** Requirement **
Using the passage on the Colts, say whether each statement agrees with it, answering yes or no and quoting the words that decide it: (a) The Ravens have never opened a season 0-8. (b) The Steelers began the 1968 season 0-8. (c) The Cowboys' most recent 0-8 start came in 1992.

** Supplied passage **
I was tweeting about this last night, and with Irsay waffling now on Twitter, I guess it's a good chance to bring this up here: It's time to stop thinking of the Colts as an elite franchise and of Jim Irsay as an owner truly in control of it.
Elite teams, like the Patriots, Steelers, and Ravens, don't start seasons 0-8. And, as we have all seen, they are indeed elite teams, not a collection of nobodys propped up by a Superman at quarterback, as the Colts clearly are.
The last time the Patriots started anything close to 0-8 was in 1992, before Bob Kraft took over majority ownership of the team. The Steelers haven't started 0-8 in forever, and the closest to 0-8 they started was in 1968. They were 0-6 that year. Even the Cowboys, a team that has just one playoff victory since the Bill Clinton administration, haven't started 0-8 since 1989, the year Jerry Jones took over as owner. The Ravens have never started 0-8. Never.
Those are 'elite' franchises (at least, the AFC ones mentioned). They have a collection of talent where, should something happen to the QB, or any key player, the team can still win and be competitive. Indianapolis isn't in that category, and we as fans need to realistically accept the fact that the Colts are no longer 'elite.'
Maybe they never were.

** Data provided **
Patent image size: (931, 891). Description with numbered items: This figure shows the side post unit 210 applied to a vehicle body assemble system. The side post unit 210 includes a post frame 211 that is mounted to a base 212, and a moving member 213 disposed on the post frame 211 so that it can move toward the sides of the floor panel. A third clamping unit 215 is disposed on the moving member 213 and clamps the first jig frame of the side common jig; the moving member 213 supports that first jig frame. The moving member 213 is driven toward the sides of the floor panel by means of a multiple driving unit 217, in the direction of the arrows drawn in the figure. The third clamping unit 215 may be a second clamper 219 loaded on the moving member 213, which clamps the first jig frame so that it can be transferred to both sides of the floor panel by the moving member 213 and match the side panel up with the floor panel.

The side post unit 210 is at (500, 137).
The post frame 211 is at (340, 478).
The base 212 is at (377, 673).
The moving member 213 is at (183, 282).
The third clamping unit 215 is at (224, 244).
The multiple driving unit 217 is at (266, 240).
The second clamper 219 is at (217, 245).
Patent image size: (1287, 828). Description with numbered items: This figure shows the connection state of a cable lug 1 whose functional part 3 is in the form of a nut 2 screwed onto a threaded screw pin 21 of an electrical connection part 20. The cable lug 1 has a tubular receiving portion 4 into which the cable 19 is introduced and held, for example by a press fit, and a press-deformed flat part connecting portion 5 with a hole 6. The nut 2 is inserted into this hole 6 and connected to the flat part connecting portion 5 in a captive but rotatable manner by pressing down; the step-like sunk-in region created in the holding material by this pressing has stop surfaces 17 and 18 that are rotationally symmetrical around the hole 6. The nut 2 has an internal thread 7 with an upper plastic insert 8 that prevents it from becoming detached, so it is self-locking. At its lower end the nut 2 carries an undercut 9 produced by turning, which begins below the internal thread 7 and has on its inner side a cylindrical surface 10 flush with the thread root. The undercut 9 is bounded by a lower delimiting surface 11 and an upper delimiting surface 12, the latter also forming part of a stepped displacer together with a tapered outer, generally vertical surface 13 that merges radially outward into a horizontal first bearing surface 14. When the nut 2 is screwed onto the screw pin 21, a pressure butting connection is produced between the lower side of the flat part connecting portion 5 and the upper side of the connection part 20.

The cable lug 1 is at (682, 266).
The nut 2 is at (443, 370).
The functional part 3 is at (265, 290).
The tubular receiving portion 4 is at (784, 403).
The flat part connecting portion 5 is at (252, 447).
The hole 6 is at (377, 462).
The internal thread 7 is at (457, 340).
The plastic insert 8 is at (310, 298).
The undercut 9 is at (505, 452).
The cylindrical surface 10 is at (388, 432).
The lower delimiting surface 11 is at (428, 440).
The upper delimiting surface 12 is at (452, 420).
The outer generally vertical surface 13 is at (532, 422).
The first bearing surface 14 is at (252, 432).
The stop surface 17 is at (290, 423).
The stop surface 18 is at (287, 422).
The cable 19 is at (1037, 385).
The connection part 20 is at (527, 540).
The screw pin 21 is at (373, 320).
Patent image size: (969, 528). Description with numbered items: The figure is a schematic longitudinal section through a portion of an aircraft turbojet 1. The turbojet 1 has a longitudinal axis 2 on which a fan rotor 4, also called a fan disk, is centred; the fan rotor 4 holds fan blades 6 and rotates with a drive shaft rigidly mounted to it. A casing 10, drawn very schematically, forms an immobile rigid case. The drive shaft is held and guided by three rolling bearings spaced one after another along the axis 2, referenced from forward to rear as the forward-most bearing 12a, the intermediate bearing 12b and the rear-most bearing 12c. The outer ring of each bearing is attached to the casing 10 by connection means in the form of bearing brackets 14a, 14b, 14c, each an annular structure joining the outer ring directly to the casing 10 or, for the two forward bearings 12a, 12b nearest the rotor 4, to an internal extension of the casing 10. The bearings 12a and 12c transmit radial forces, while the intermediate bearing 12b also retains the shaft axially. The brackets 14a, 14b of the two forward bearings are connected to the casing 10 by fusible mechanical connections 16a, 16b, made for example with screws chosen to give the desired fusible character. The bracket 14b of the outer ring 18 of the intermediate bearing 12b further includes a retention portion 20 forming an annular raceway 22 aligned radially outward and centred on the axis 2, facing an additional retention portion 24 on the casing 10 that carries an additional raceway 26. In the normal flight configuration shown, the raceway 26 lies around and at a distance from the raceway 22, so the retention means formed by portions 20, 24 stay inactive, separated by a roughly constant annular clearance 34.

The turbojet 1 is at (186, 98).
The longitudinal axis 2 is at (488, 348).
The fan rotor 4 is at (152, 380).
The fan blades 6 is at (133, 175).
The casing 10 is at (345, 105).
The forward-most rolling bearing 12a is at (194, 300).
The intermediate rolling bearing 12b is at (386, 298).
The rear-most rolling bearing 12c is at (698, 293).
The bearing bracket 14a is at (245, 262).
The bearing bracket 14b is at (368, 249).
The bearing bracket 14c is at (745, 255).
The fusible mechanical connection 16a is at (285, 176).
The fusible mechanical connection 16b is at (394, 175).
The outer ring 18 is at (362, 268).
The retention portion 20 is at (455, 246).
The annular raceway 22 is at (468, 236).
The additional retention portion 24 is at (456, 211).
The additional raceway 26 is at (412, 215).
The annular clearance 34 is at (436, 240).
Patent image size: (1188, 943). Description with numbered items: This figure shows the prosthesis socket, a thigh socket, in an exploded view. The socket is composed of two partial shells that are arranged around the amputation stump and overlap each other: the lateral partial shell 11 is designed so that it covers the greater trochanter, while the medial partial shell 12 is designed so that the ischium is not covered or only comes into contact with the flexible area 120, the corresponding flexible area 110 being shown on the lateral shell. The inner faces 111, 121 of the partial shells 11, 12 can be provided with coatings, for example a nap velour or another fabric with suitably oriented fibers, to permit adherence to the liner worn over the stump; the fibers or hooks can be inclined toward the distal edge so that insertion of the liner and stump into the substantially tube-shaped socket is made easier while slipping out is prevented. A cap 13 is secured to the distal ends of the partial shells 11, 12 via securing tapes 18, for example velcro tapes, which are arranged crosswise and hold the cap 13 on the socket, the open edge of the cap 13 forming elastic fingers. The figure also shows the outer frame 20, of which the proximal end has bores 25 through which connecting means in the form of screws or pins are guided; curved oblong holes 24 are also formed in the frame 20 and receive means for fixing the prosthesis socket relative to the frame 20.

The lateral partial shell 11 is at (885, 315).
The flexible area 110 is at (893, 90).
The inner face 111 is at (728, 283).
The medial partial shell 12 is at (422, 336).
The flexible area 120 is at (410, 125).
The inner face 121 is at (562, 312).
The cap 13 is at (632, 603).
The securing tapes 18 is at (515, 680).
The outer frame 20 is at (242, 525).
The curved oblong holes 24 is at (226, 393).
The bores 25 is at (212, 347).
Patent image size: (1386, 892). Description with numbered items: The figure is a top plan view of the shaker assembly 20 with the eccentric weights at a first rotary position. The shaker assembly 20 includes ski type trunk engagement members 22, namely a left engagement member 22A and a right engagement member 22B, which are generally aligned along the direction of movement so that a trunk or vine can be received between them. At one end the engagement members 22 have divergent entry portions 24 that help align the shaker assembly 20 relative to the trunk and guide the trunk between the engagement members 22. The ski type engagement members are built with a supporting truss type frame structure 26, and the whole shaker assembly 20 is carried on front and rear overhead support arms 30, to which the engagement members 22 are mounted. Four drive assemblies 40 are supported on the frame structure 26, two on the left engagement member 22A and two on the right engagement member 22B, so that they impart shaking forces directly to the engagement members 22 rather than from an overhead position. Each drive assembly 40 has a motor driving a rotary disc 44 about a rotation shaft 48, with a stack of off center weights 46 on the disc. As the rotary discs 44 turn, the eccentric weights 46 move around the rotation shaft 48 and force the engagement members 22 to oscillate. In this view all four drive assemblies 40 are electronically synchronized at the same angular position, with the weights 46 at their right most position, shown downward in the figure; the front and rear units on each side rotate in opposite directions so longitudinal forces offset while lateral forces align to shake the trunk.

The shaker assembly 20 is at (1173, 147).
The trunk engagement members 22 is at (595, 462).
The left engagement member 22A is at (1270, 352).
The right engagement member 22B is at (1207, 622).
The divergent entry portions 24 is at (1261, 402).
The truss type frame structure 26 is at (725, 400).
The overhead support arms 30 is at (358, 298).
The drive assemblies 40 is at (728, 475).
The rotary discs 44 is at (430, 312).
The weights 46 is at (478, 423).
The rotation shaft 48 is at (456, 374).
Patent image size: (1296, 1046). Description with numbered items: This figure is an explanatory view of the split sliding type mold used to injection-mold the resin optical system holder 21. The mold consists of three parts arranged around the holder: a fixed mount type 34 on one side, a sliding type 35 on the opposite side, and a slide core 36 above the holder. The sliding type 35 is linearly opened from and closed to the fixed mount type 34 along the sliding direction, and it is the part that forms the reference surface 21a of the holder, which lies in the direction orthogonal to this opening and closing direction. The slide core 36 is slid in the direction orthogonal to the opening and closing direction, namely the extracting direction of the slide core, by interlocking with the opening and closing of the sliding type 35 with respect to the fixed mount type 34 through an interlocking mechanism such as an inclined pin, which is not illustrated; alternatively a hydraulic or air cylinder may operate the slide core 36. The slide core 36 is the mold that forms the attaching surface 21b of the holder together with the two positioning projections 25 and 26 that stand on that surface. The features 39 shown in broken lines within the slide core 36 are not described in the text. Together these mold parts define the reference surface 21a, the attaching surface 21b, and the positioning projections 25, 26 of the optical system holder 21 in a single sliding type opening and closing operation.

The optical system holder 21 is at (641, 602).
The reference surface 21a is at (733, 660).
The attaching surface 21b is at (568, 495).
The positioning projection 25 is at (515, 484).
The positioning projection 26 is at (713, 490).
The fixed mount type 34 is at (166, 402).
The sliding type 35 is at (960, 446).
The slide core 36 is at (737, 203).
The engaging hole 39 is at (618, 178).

** Response to this exercise **
(a) Yes: "The Ravens have never started 0-8. Never."
(b) No: "the closest to 0-8 they started was in 1968. They were 0-6 that year."
(c) No: "haven't started 0-8 since 1989"